#### PROBLEM
In the material below, list every line carrying the string "Petar".

#### AVAILABLE DATA
———
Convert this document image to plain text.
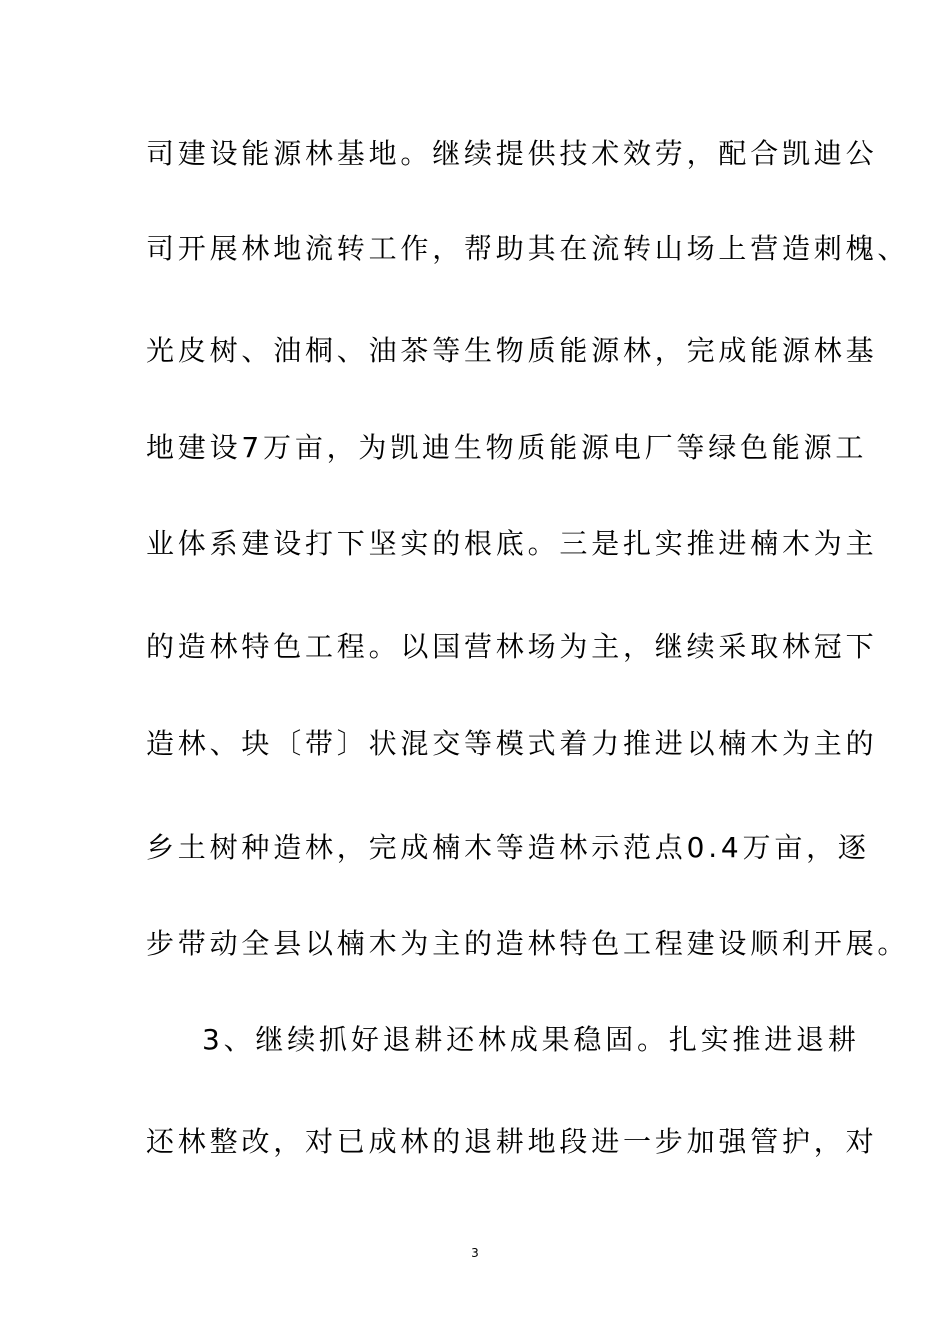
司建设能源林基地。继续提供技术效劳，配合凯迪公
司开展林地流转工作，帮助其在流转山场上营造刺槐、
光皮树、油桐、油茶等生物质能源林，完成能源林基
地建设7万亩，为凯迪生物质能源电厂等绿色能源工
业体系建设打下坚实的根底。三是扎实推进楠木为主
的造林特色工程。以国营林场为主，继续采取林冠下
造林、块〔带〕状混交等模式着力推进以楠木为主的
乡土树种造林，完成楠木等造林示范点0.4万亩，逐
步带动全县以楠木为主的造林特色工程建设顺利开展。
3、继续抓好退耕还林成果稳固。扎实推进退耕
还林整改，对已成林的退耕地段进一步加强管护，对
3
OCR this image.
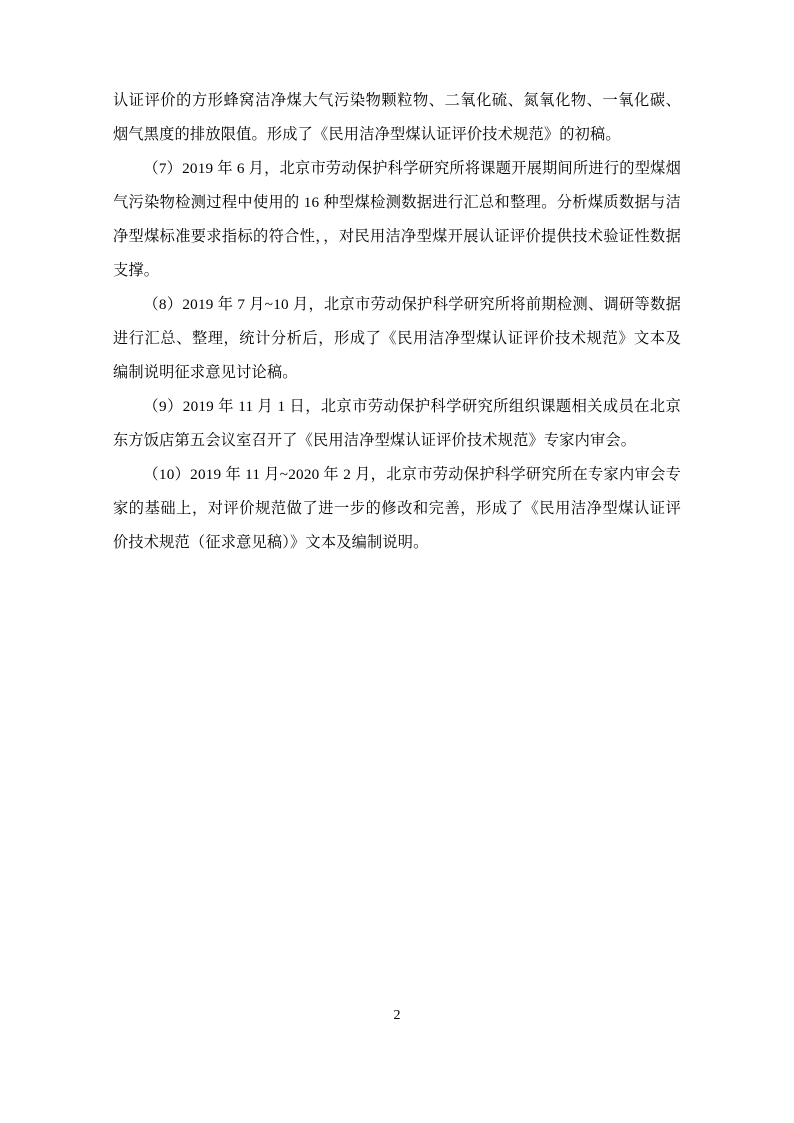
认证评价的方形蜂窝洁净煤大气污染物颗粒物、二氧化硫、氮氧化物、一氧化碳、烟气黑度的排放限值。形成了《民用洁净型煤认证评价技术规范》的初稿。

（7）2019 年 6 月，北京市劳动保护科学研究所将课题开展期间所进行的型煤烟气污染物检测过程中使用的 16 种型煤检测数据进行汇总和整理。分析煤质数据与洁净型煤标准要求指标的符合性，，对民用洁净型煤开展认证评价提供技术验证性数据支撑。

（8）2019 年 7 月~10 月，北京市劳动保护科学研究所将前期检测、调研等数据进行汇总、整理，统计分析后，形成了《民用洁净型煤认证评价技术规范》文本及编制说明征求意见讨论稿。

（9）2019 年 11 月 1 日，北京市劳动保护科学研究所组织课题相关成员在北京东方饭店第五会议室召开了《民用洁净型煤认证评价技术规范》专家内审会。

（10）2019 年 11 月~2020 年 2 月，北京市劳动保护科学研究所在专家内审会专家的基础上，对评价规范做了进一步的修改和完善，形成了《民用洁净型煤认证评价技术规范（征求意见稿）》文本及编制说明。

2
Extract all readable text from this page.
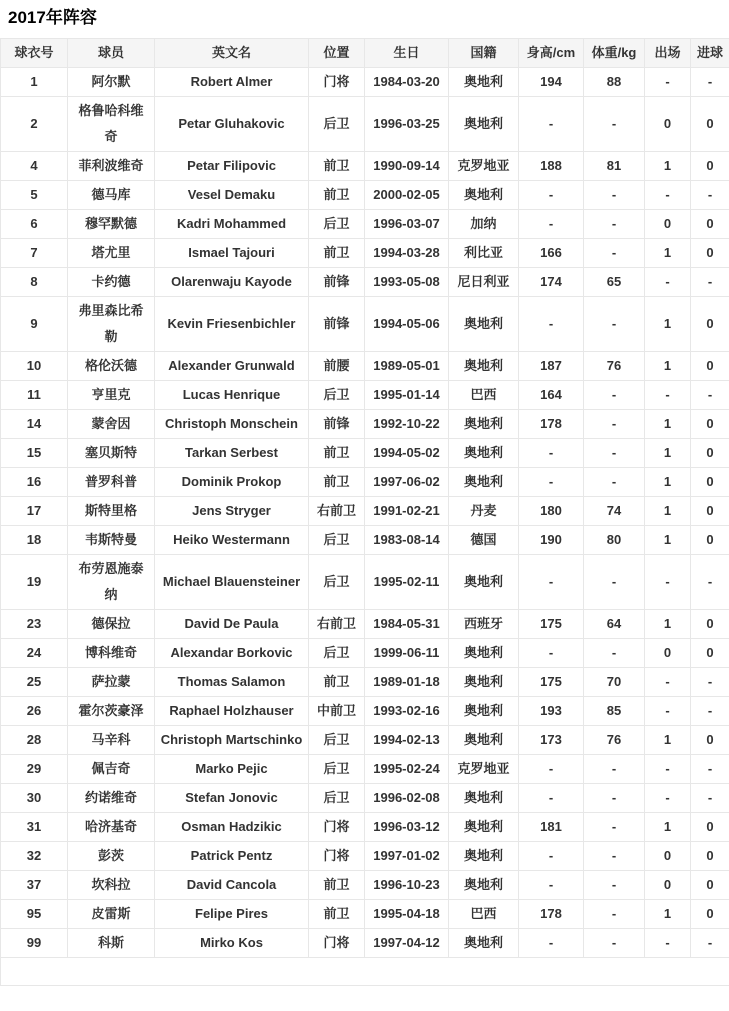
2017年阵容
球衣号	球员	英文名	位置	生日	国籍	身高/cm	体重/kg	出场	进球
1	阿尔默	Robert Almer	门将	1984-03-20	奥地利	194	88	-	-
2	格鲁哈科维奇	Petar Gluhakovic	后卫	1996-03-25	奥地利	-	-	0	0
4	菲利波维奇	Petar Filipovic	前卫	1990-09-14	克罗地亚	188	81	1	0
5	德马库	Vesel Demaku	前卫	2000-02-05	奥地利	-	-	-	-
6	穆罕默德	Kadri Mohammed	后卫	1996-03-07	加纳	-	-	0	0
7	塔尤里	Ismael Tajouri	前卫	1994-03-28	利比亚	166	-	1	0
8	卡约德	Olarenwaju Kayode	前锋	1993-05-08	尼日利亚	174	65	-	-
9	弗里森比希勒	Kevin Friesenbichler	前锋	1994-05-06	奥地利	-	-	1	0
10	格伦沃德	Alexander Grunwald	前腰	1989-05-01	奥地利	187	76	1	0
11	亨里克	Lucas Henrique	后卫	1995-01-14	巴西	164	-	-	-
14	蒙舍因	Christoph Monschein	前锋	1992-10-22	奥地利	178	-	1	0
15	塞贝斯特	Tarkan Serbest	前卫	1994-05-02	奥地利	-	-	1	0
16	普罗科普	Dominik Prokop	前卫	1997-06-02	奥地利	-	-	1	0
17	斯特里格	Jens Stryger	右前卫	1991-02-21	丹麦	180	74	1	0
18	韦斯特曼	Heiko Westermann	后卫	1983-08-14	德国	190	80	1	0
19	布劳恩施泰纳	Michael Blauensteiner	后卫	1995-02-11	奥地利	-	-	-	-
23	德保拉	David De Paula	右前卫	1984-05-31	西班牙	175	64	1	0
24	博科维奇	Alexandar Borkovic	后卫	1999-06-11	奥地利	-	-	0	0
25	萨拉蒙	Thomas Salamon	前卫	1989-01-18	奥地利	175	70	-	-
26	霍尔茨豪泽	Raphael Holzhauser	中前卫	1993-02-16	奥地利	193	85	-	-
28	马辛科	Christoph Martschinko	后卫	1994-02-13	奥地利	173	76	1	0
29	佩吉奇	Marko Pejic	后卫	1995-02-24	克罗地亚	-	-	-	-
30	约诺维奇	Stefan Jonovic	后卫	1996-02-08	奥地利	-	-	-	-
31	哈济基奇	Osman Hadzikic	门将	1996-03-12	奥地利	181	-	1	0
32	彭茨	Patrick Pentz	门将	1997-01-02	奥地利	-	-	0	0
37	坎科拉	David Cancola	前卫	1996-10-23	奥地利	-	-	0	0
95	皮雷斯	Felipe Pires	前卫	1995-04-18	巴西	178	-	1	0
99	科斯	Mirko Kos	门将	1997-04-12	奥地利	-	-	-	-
———
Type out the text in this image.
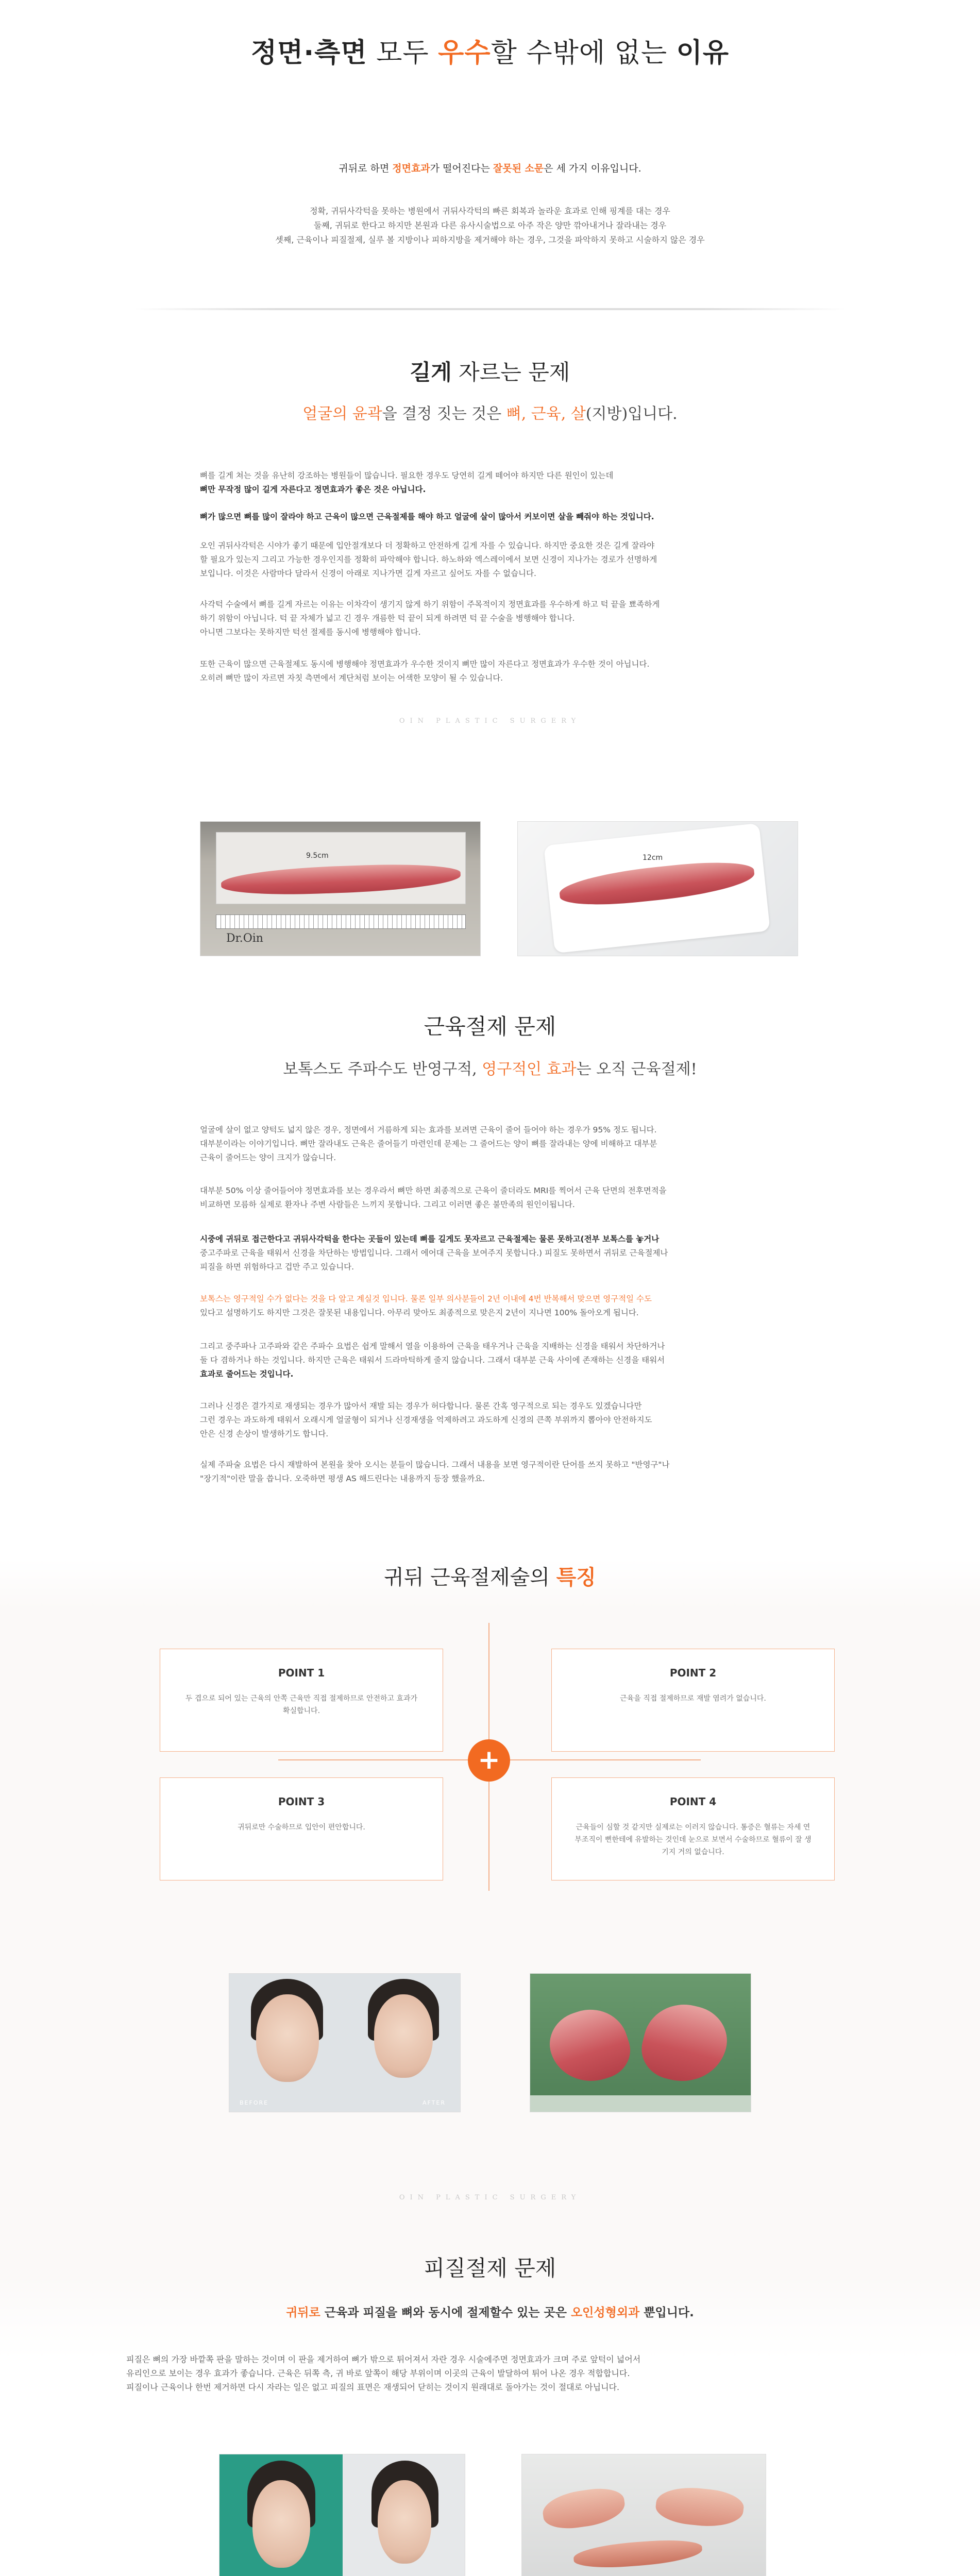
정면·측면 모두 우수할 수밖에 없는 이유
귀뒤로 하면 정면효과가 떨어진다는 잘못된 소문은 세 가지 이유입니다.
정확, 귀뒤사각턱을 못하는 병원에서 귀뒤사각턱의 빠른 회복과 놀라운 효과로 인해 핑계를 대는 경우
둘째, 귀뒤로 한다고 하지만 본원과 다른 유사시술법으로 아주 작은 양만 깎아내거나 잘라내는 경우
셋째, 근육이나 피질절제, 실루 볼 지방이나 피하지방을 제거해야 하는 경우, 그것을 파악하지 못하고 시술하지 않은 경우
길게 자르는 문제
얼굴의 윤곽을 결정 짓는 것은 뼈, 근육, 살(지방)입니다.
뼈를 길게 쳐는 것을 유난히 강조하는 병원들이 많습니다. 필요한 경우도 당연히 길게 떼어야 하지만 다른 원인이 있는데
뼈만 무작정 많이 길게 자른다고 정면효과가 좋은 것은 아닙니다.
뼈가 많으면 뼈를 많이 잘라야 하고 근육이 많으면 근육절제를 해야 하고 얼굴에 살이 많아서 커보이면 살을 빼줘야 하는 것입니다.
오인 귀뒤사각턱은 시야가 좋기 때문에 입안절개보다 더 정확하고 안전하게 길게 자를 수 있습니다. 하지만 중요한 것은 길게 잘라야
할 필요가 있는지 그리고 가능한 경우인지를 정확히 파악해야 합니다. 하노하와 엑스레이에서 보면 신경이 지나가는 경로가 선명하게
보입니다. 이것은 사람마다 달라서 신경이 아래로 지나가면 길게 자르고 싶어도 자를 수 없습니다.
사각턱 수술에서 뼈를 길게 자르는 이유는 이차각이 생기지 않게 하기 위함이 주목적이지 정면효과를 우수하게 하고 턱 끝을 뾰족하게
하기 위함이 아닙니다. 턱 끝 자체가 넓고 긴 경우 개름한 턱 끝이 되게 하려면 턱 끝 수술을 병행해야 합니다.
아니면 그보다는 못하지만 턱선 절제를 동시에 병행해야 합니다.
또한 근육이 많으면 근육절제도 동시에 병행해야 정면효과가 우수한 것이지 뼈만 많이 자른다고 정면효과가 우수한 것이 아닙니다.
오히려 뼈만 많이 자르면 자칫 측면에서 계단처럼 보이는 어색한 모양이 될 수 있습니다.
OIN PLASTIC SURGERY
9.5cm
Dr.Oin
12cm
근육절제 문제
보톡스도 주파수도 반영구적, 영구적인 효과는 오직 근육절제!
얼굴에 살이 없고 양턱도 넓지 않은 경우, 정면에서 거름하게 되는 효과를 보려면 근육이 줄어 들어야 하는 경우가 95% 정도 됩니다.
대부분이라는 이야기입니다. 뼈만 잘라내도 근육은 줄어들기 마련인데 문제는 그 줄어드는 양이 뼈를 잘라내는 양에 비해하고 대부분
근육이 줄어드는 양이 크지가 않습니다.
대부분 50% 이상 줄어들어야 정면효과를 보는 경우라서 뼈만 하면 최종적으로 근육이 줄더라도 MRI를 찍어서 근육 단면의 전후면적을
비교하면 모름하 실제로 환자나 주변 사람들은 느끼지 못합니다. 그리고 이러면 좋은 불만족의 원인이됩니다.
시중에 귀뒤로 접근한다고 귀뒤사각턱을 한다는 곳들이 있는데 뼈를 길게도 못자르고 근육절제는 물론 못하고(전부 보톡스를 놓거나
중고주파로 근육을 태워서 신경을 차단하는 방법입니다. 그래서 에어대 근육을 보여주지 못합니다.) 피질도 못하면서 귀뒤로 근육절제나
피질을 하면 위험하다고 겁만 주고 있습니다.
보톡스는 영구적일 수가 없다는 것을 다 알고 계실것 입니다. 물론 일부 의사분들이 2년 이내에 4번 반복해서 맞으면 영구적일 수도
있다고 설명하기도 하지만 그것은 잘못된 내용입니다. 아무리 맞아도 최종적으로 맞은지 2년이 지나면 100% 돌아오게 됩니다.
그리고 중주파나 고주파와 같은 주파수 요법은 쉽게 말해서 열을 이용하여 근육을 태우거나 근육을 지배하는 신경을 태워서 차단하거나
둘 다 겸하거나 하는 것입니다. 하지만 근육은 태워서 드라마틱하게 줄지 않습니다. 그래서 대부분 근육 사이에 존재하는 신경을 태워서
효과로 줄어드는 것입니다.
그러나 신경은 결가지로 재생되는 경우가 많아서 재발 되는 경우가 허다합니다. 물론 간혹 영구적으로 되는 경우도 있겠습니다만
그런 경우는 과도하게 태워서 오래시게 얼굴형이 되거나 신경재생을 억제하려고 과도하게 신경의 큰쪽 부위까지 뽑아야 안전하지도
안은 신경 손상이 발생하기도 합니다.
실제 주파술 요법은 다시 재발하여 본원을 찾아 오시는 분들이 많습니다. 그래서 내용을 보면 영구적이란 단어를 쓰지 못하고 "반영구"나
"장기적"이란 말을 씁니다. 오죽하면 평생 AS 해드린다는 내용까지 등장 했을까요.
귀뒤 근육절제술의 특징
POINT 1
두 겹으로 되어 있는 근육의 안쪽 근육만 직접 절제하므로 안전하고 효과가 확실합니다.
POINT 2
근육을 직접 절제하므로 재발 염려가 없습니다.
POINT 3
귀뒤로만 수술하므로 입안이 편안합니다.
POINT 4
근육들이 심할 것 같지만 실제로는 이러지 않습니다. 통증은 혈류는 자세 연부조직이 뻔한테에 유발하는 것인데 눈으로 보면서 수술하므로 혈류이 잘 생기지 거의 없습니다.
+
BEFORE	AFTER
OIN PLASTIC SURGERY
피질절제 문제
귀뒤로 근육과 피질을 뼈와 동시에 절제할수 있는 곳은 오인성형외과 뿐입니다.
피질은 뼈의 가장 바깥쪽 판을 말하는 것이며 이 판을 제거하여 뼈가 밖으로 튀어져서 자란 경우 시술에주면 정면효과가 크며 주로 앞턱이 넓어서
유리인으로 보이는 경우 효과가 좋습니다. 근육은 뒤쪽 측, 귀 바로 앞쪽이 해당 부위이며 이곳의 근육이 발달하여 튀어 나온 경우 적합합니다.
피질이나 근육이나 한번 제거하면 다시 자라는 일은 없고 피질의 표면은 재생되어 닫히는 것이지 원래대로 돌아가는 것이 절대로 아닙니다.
———
#### WRITTEN ANSWER
2	格鲁哈科维奇	Petar Gluhakovic	后卫	1996-03-25	奥地利	-	-	0	0
4	菲利波维奇	Petar Filipovic	前卫	1990-09-14	克罗地亚	188	81	1	0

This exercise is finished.